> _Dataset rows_

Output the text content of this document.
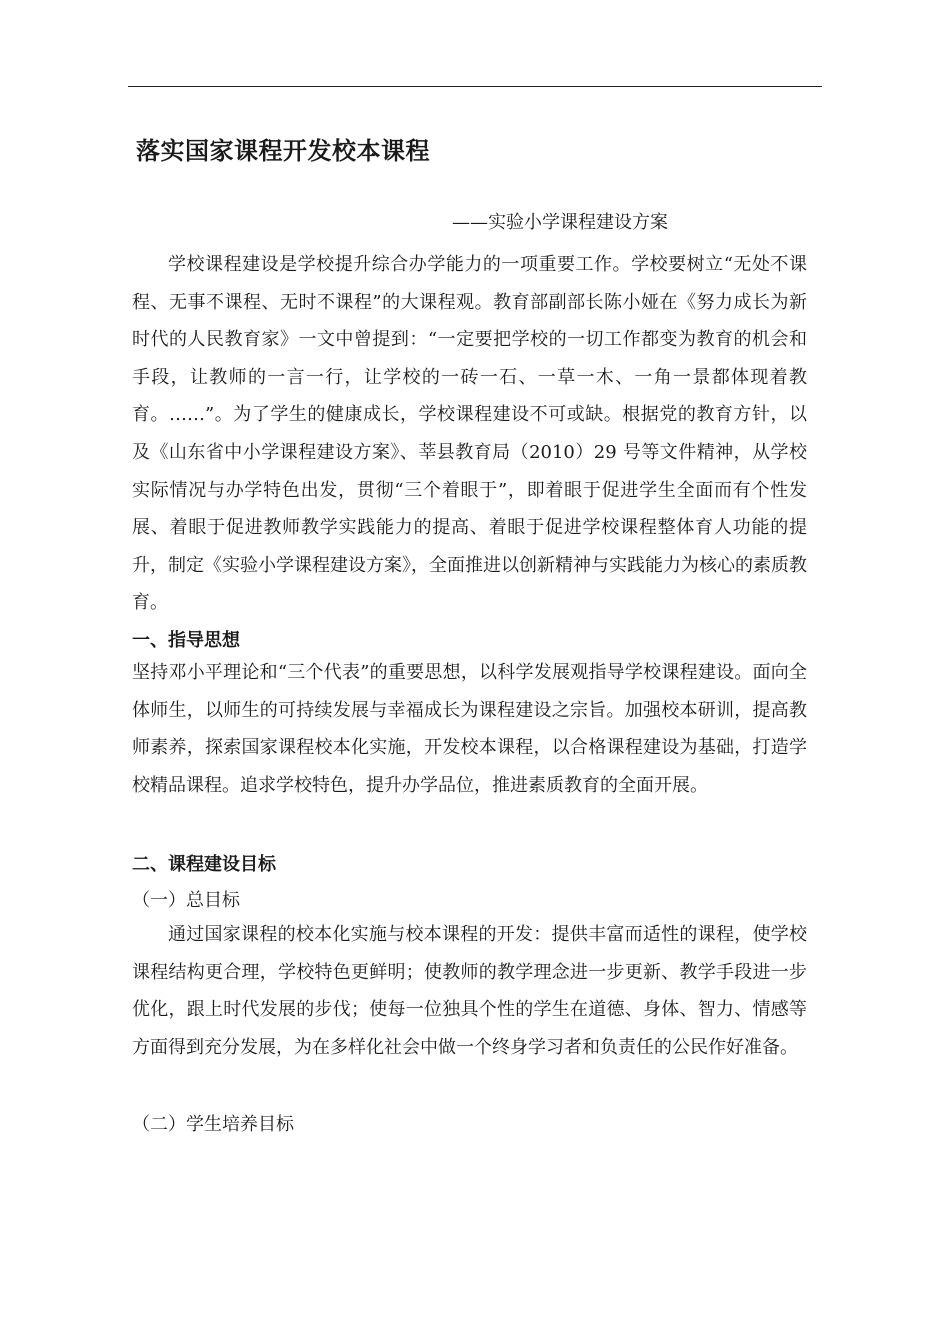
落实国家课程开发校本课程
——实验小学课程建设方案
学校课程建设是学校提升综合办学能力的一项重要工作。学校要树立“无处不课程、无事不课程、无时不课程”的大课程观。教育部副部长陈小娅在《努力成长为新时代的人民教育家》一文中曾提到：“一定要把学校的一切工作都变为教育的机会和手段，让教师的一言一行，让学校的一砖一石、一草一木、一角一景都体现着教育。……”。为了学生的健康成长，学校课程建设不可或缺。根据党的教育方针，以及《山东省中小学课程建设方案》、莘县教育局（2010）29 号等文件精神，从学校实际情况与办学特色出发，贯彻“三个着眼于”，即着眼于促进学生全面而有个性发展、着眼于促进教师教学实践能力的提高、着眼于促进学校课程整体育人功能的提升，制定《实验小学课程建设方案》，全面推进以创新精神与实践能力为核心的素质教育。
一、指导思想
坚持邓小平理论和“三个代表”的重要思想，以科学发展观指导学校课程建设。面向全体师生，以师生的可持续发展与幸福成长为课程建设之宗旨。加强校本研训，提高教师素养，探索国家课程校本化实施，开发校本课程，以合格课程建设为基础，打造学校精品课程。追求学校特色，提升办学品位，推进素质教育的全面开展。
二、课程建设目标
（一）总目标
通过国家课程的校本化实施与校本课程的开发：提供丰富而适性的课程，使学校课程结构更合理，学校特色更鲜明；使教师的教学理念进一步更新、教学手段进一步优化，跟上时代发展的步伐；使每一位独具个性的学生在道德、身体、智力、情感等方面得到充分发展，为在多样化社会中做一个终身学习者和负责任的公民作好准备。
（二）学生培养目标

> _Set exercise_
Repeat the listing above exactly, with no pictures.

> _Exercise response_
Output the text content of this document.
落实国家课程开发校本课程
——实验小学课程建设方案
学校课程建设是学校提升综合办学能力的一项重要工作。学校要树立“无处不课程、无事不课程、无时不课程”的大课程观。教育部副部长陈小娅在《努力成长为新时代的人民教育家》一文中曾提到：“一定要把学校的一切工作都变为教育的机会和手段，让教师的一言一行，让学校的一砖一石、一草一木、一角一景都体现着教育。……”。为了学生的健康成长，学校课程建设不可或缺。根据党的教育方针，以及《山东省中小学课程建设方案》、莘县教育局（2010）29 号等文件精神，从学校实际情况与办学特色出发，贯彻“三个着眼于”，即着眼于促进学生全面而有个性发展、着眼于促进教师教学实践能力的提高、着眼于促进学校课程整体育人功能的提升，制定《实验小学课程建设方案》，全面推进以创新精神与实践能力为核心的素质教育。
一、指导思想
坚持邓小平理论和“三个代表”的重要思想，以科学发展观指导学校课程建设。面向全体师生，以师生的可持续发展与幸福成长为课程建设之宗旨。加强校本研训，提高教师素养，探索国家课程校本化实施，开发校本课程，以合格课程建设为基础，打造学校精品课程。追求学校特色，提升办学品位，推进素质教育的全面开展。
二、课程建设目标
（一）总目标
通过国家课程的校本化实施与校本课程的开发：提供丰富而适性的课程，使学校课程结构更合理，学校特色更鲜明；使教师的教学理念进一步更新、教学手段进一步优化，跟上时代发展的步伐；使每一位独具个性的学生在道德、身体、智力、情感等方面得到充分发展，为在多样化社会中做一个终身学习者和负责任的公民作好准备。
（二）学生培养目标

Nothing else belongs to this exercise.